[Extracted data entries]
* * * * *

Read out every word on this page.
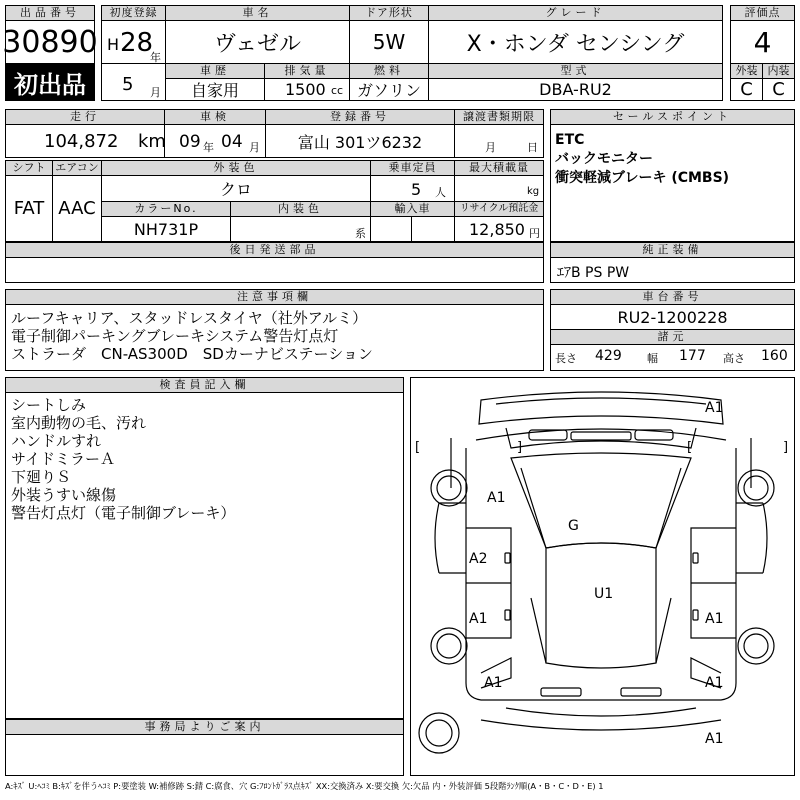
出品番号
30890
初出品
初度登録
H 28
年
5 月
車名
ヴェゼル
ドア形状
5W
グレード
X・ホンダ センシング
車歴
自家用
排気量
1500 cc
燃料
ガソリン
型式
DBA-RU2
評価点
4
外装 内装
C	C
走行
104,872 km
車検
09 年 04 月
登録番号
富山 301ツ6232
譲渡書類期限
月	日
セールスポイント
ETC
バックモニター
衝突軽減ブレーキ (CMBS)
シフト
FAT
エアコン
AAC
外装色
クロ
乗車定員
5 人
最大積載量
kg
カラーNo.
NH731P
内装色
系
輸入車	リサイクル預託金
12,850 円
後日発送部品	純正装備
ｴｱB PS PW
注意事項欄
ルーフキャリア、スタッドレスタイヤ（社外アルミ）
電子制御パーキングブレーキシステム警告灯点灯
ストラーダ　CN-AS300D　SDカーナビステーション
車台番号
RU2-1200228
諸元
長さ 429 幅 177 高さ 160
検査員記入欄
シートしみ
室内動物の毛、汚れ
ハンドルすれ
サイドミラーＡ
下廻りＳ
外装うすい線傷
警告灯点灯（電子制御ブレーキ）
事務局よりご案内
A1
A1
G
A2
U1
A1	A1
A1	A1
A1
[	]	[	]
A:ｷｽﾞ U:ﾍｺﾐ B:ｷｽﾞを伴うﾍｺﾐ P:要塗装 W:補修跡 S:錆 C:腐食、穴 G:ﾌﾛﾝﾄｶﾞﾗｽ点ｷｽﾞ XX:交換済み X:要交換 欠:欠品 内・外装評価 5段階ﾗﾝｸ順(A・B・C・D・E) 1
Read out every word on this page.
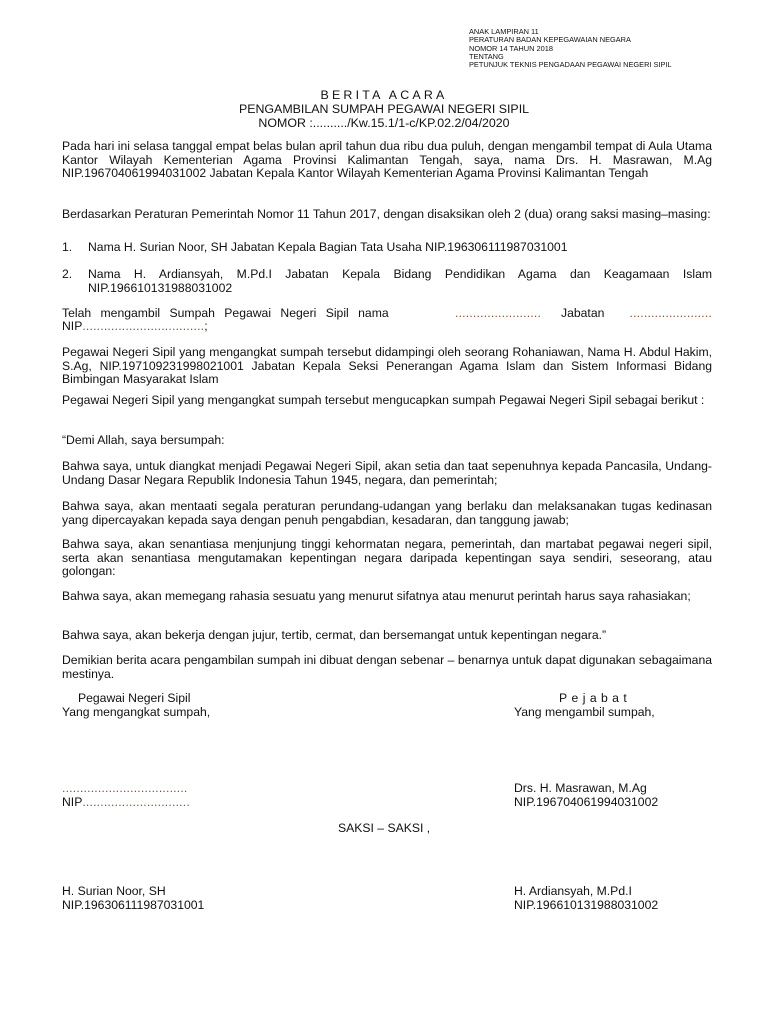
ANAK LAMPIRAN 11
PERATURAN BADAN KEPEGAWAIAN NEGARA
NOMOR 14 TAHUN 2018
TENTANG
PETUNJUK TEKNIS PENGADAAN PEGAWAI NEGERI SIPIL
BERITA ACARA
PENGAMBILAN SUMPAH PEGAWAI NEGERI SIPIL
NOMOR :........../Kw.15.1/1-c/KP.02.2/04/2020
Pada hari ini selasa tanggal empat belas bulan april tahun dua ribu dua puluh, dengan mengambil tempat di Aula Utama Kantor Wilayah Kementerian Agama Provinsi Kalimantan Tengah, saya, nama Drs. H. Masrawan, M.Ag NIP.196704061994031002 Jabatan Kepala Kantor Wilayah Kementerian Agama Provinsi Kalimantan Tengah
Berdasarkan Peraturan Pemerintah Nomor 11 Tahun 2017, dengan disaksikan oleh 2 (dua) orang saksi masing–masing:
1. Nama H. Surian Noor, SH Jabatan Kepala Bagian Tata Usaha NIP.196306111987031001
2. Nama H. Ardiansyah, M.Pd.I Jabatan Kepala Bidang Pendidikan Agama dan Keagamaan Islam NIP.196610131988031002
Telah mengambil Sumpah Pegawai Negeri Sipil nama	........................ Jabatan .......................
NIP..................................;
Pegawai Negeri Sipil yang mengangkat sumpah tersebut didampingi oleh seorang Rohaniawan, Nama H. Abdul Hakim, S.Ag, NIP.197109231998021001 Jabatan Kepala Seksi Penerangan Agama Islam dan Sistem Informasi Bidang Bimbingan Masyarakat Islam
Pegawai Negeri Sipil yang mengangkat sumpah tersebut mengucapkan sumpah Pegawai Negeri Sipil sebagai berikut :
“Demi Allah, saya bersumpah:
Bahwa saya, untuk diangkat menjadi Pegawai Negeri Sipil, akan setia dan taat sepenuhnya kepada Pancasila, Undang-Undang Dasar Negara Republik Indonesia Tahun 1945, negara, dan pemerintah;
Bahwa saya, akan mentaati segala peraturan perundang-udangan yang berlaku dan melaksanakan tugas kedinasan yang dipercayakan kepada saya dengan penuh pengabdian, kesadaran, dan tanggung jawab;
Bahwa saya, akan senantiasa menjunjung tinggi kehormatan negara, pemerintah, dan martabat pegawai negeri sipil, serta akan senantiasa mengutamakan kepentingan negara daripada kepentingan saya sendiri, seseorang, atau golongan:
Bahwa saya, akan memegang rahasia sesuatu yang menurut sifatnya atau menurut perintah harus saya rahasiakan;
Bahwa saya, akan bekerja dengan jujur, tertib, cermat, dan bersemangat untuk kepentingan negara.”
Demikian berita acara pengambilan sumpah ini dibuat dengan sebenar – benarnya untuk dapat digunakan sebagaimana mestinya.
Pegawai Negeri Sipil
Yang mengangkat sumpah,
Pejabat
Yang mengambil sumpah,
...................................
NIP..............................
Drs. H. Masrawan, M.Ag
NIP.196704061994031002
SAKSI – SAKSI ,
H. Surian Noor, SH
NIP.196306111987031001
H. Ardiansyah, M.Pd.I
NIP.196610131988031002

* * * * *

Goal
Every line above should be returned exactly; the pictures stay out.

Final result
Read out every word on this page.
出品番号
30890
初出品
初度登録
H 28
年
5 月
車名
ヴェゼル
ドア形状
5W
グレード
X・ホンダ センシング
車歴
自家用
排気量
1500 cc
燃料
ガソリン
型式
DBA-RU2
評価点
4
外装 内装
C	C
走行
104,872 km
車検
09 年 04 月
登録番号
富山 301ツ6232
譲渡書類期限
月	日
セールスポイント
ETC
バックモニター
衝突軽減ブレーキ (CMBS)
シフト
FAT
エアコン
AAC
外装色
クロ
乗車定員
5 人
最大積載量
kg
カラーNo.
NH731P
内装色
系
輸入車	リサイクル預託金
12,850 円
後日発送部品	純正装備
ｴｱB PS PW
注意事項欄
ルーフキャリア、スタッドレスタイヤ（社外アルミ）
電子制御パーキングブレーキシステム警告灯点灯
ストラーダ　CN-AS300D　SDカーナビステーション
車台番号
RU2-1200228
諸元
長さ 429 幅 177 高さ 160
検査員記入欄
シートしみ
室内動物の毛、汚れ
ハンドルすれ
サイドミラーＡ
下廻りＳ
外装うすい線傷
警告灯点灯（電子制御ブレーキ）
事務局よりご案内
A1
A1
G
A2
U1
A1	A1
A1	A1
A1
[	]	[	]
A:ｷｽﾞ U:ﾍｺﾐ B:ｷｽﾞを伴うﾍｺﾐ P:要塗装 W:補修跡 S:錆 C:腐食、穴 G:ﾌﾛﾝﾄｶﾞﾗｽ点ｷｽﾞ XX:交換済み X:要交換 欠:欠品 内・外装評価 5段階ﾗﾝｸ順(A・B・C・D・E) 1
Read out every word on this page.
ANAK LAMPIRAN 11
PERATURAN BADAN KEPEGAWAIAN NEGARA
NOMOR 14 TAHUN 2018
TENTANG
PETUNJUK TEKNIS PENGADAAN PEGAWAI NEGERI SIPIL
BERITA ACARA
PENGAMBILAN SUMPAH PEGAWAI NEGERI SIPIL
NOMOR :........../Kw.15.1/1-c/KP.02.2/04/2020
Pada hari ini selasa tanggal empat belas bulan april tahun dua ribu dua puluh, dengan mengambil tempat di Aula Utama Kantor Wilayah Kementerian Agama Provinsi Kalimantan Tengah, saya, nama Drs. H. Masrawan, M.Ag NIP.196704061994031002 Jabatan Kepala Kantor Wilayah Kementerian Agama Provinsi Kalimantan Tengah
Berdasarkan Peraturan Pemerintah Nomor 11 Tahun 2017, dengan disaksikan oleh 2 (dua) orang saksi masing–masing:
1. Nama H. Surian Noor, SH Jabatan Kepala Bagian Tata Usaha NIP.196306111987031001
2. Nama H. Ardiansyah, M.Pd.I Jabatan Kepala Bidang Pendidikan Agama dan Keagamaan Islam NIP.196610131988031002
Telah mengambil Sumpah Pegawai Negeri Sipil nama	........................ Jabatan .......................
NIP..................................;
Pegawai Negeri Sipil yang mengangkat sumpah tersebut didampingi oleh seorang Rohaniawan, Nama H. Abdul Hakim, S.Ag, NIP.197109231998021001 Jabatan Kepala Seksi Penerangan Agama Islam dan Sistem Informasi Bidang Bimbingan Masyarakat Islam
Pegawai Negeri Sipil yang mengangkat sumpah tersebut mengucapkan sumpah Pegawai Negeri Sipil sebagai berikut :
“Demi Allah, saya bersumpah:
Bahwa saya, untuk diangkat menjadi Pegawai Negeri Sipil, akan setia dan taat sepenuhnya kepada Pancasila, Undang-Undang Dasar Negara Republik Indonesia Tahun 1945, negara, dan pemerintah;
Bahwa saya, akan mentaati segala peraturan perundang-udangan yang berlaku dan melaksanakan tugas kedinasan yang dipercayakan kepada saya dengan penuh pengabdian, kesadaran, dan tanggung jawab;
Bahwa saya, akan senantiasa menjunjung tinggi kehormatan negara, pemerintah, dan martabat pegawai negeri sipil, serta akan senantiasa mengutamakan kepentingan negara daripada kepentingan saya sendiri, seseorang, atau golongan:
Bahwa saya, akan memegang rahasia sesuatu yang menurut sifatnya atau menurut perintah harus saya rahasiakan;
Bahwa saya, akan bekerja dengan jujur, tertib, cermat, dan bersemangat untuk kepentingan negara.”
Demikian berita acara pengambilan sumpah ini dibuat dengan sebenar – benarnya untuk dapat digunakan sebagaimana mestinya.
Pegawai Negeri Sipil
Yang mengangkat sumpah,
Pejabat
Yang mengambil sumpah,
...................................
NIP..............................
Drs. H. Masrawan, M.Ag
NIP.196704061994031002
SAKSI – SAKSI ,
H. Surian Noor, SH
NIP.196306111987031001
H. Ardiansyah, M.Pd.I
NIP.196610131988031002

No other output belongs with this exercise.